Print each line exactly as it is given.

Extracted data entries
┌────────
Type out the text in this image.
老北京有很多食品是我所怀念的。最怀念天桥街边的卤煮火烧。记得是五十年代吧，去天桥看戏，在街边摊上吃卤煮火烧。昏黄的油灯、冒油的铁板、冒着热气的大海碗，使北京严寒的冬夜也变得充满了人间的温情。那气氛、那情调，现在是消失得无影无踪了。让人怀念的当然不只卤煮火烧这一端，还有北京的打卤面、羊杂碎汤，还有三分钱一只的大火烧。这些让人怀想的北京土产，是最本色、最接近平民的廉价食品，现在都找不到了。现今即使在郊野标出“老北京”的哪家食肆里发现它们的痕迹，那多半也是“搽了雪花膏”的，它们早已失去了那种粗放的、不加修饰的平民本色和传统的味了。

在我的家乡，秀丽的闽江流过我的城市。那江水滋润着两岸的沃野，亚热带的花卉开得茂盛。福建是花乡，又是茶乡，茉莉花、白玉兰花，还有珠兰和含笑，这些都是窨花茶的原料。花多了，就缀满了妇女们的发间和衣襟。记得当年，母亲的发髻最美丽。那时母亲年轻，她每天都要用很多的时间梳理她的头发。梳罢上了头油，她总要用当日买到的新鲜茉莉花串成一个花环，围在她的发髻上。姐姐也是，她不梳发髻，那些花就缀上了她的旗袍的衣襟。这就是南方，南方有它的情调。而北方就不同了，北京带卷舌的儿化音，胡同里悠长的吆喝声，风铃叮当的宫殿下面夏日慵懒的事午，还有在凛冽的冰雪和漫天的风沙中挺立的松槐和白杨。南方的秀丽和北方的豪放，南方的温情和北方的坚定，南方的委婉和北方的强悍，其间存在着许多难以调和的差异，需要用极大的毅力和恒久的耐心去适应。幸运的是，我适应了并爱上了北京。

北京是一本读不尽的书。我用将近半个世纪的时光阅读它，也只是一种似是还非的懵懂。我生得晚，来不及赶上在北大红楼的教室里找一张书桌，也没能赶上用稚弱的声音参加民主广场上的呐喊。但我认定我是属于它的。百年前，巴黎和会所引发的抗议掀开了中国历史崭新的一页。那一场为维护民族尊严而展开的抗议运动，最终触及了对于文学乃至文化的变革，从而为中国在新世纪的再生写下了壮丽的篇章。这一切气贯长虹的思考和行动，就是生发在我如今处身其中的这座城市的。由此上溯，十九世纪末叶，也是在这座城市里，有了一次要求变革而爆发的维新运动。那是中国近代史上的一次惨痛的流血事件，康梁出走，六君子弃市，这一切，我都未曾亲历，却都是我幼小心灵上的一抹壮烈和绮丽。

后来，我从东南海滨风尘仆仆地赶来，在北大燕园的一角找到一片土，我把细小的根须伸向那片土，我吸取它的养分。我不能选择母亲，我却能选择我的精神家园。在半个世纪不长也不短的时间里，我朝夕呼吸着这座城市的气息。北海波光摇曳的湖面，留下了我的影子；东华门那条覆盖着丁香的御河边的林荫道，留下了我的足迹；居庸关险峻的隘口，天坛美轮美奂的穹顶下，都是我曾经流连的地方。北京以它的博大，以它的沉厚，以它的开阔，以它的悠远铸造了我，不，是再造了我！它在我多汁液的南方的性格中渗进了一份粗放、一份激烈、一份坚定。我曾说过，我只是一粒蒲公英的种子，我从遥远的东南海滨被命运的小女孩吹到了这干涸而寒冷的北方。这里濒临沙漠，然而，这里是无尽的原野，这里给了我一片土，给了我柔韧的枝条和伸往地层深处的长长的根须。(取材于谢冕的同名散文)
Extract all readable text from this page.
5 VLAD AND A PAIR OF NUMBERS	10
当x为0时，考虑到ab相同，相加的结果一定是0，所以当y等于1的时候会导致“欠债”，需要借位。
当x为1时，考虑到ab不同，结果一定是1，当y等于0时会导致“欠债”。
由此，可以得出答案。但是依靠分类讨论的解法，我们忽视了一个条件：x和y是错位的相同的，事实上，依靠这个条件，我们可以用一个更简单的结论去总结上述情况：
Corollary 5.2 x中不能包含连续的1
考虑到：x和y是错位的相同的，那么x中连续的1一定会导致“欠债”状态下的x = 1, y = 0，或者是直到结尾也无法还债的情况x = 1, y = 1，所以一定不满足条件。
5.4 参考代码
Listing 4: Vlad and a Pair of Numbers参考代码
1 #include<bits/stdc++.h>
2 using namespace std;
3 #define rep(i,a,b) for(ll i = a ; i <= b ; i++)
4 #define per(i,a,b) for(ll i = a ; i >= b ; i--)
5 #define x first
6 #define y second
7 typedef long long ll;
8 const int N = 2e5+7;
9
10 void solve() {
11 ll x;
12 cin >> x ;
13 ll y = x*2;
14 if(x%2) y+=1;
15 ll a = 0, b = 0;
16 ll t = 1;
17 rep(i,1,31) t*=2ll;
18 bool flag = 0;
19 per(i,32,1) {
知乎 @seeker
└────────
_RESULT BELOW:_
Type out the text in this image.
老北京有很多食品是我所怀念的。最怀念天桥街边的卤煮火烧。记得是五十年代吧，去天桥看戏，在街边摊上吃卤煮火烧。昏黄的油灯、冒油的铁板、冒着热气的大海碗，使北京严寒的冬夜也变得充满了人间的温情。那气氛、那情调，现在是消失得无影无踪了。让人怀念的当然不只卤煮火烧这一端，还有北京的打卤面、羊杂碎汤，还有三分钱一只的大火烧。这些让人怀想的北京土产，是最本色、最接近平民的廉价食品，现在都找不到了。现今即使在郊野标出“老北京”的哪家食肆里发现它们的痕迹，那多半也是“搽了雪花膏”的，它们早已失去了那种粗放的、不加修饰的平民本色和传统的味了。

在我的家乡，秀丽的闽江流过我的城市。那江水滋润着两岸的沃野，亚热带的花卉开得茂盛。福建是花乡，又是茶乡，茉莉花、白玉兰花，还有珠兰和含笑，这些都是窨花茶的原料。花多了，就缀满了妇女们的发间和衣襟。记得当年，母亲的发髻最美丽。那时母亲年轻，她每天都要用很多的时间梳理她的头发。梳罢上了头油，她总要用当日买到的新鲜茉莉花串成一个花环，围在她的发髻上。姐姐也是，她不梳发髻，那些花就缀上了她的旗袍的衣襟。这就是南方，南方有它的情调。而北方就不同了，北京带卷舌的儿化音，胡同里悠长的吆喝声，风铃叮当的宫殿下面夏日慵懒的事午，还有在凛冽的冰雪和漫天的风沙中挺立的松槐和白杨。南方的秀丽和北方的豪放，南方的温情和北方的坚定，南方的委婉和北方的强悍，其间存在着许多难以调和的差异，需要用极大的毅力和恒久的耐心去适应。幸运的是，我适应了并爱上了北京。

北京是一本读不尽的书。我用将近半个世纪的时光阅读它，也只是一种似是还非的懵懂。我生得晚，来不及赶上在北大红楼的教室里找一张书桌，也没能赶上用稚弱的声音参加民主广场上的呐喊。但我认定我是属于它的。百年前，巴黎和会所引发的抗议掀开了中国历史崭新的一页。那一场为维护民族尊严而展开的抗议运动，最终触及了对于文学乃至文化的变革，从而为中国在新世纪的再生写下了壮丽的篇章。这一切气贯长虹的思考和行动，就是生发在我如今处身其中的这座城市的。由此上溯，十九世纪末叶，也是在这座城市里，有了一次要求变革而爆发的维新运动。那是中国近代史上的一次惨痛的流血事件，康梁出走，六君子弃市，这一切，我都未曾亲历，却都是我幼小心灵上的一抹壮烈和绮丽。

后来，我从东南海滨风尘仆仆地赶来，在北大燕园的一角找到一片土，我把细小的根须伸向那片土，我吸取它的养分。我不能选择母亲，我却能选择我的精神家园。在半个世纪不长也不短的时间里，我朝夕呼吸着这座城市的气息。北海波光摇曳的湖面，留下了我的影子；东华门那条覆盖着丁香的御河边的林荫道，留下了我的足迹；居庸关险峻的隘口，天坛美轮美奂的穹顶下，都是我曾经流连的地方。北京以它的博大，以它的沉厚，以它的开阔，以它的悠远铸造了我，不，是再造了我！它在我多汁液的南方的性格中渗进了一份粗放、一份激烈、一份坚定。我曾说过，我只是一粒蒲公英的种子，我从遥远的东南海滨被命运的小女孩吹到了这干涸而寒冷的北方。这里濒临沙漠，然而，这里是无尽的原野，这里给了我一片土，给了我柔韧的枝条和伸往地层深处的长长的根须。(取材于谢冕的同名散文)
Extract all readable text from this page.
5 VLAD AND A PAIR OF NUMBERS	10
当x为0时，考虑到ab相同，相加的结果一定是0，所以当y等于1的时候会导致“欠债”，需要借位。
当x为1时，考虑到ab不同，结果一定是1，当y等于0时会导致“欠债”。
由此，可以得出答案。但是依靠分类讨论的解法，我们忽视了一个条件：x和y是错位的相同的，事实上，依靠这个条件，我们可以用一个更简单的结论去总结上述情况：
Corollary 5.2 x中不能包含连续的1
考虑到：x和y是错位的相同的，那么x中连续的1一定会导致“欠债”状态下的x = 1, y = 0，或者是直到结尾也无法还债的情况x = 1, y = 1，所以一定不满足条件。
5.4 参考代码
Listing 4: Vlad and a Pair of Numbers参考代码
1 #include<bits/stdc++.h>
2 using namespace std;
3 #define rep(i,a,b) for(ll i = a ; i <= b ; i++)
4 #define per(i,a,b) for(ll i = a ; i >= b ; i--)
5 #define x first
6 #define y second
7 typedef long long ll;
8 const int N = 2e5+7;
9
10 void solve() {
11 ll x;
12 cin >> x ;
13 ll y = x*2;
14 if(x%2) y+=1;
15 ll a = 0, b = 0;
16 ll t = 1;
17 rep(i,1,31) t*=2ll;
18 bool flag = 0;
19 per(i,32,1) {
知乎 @seeker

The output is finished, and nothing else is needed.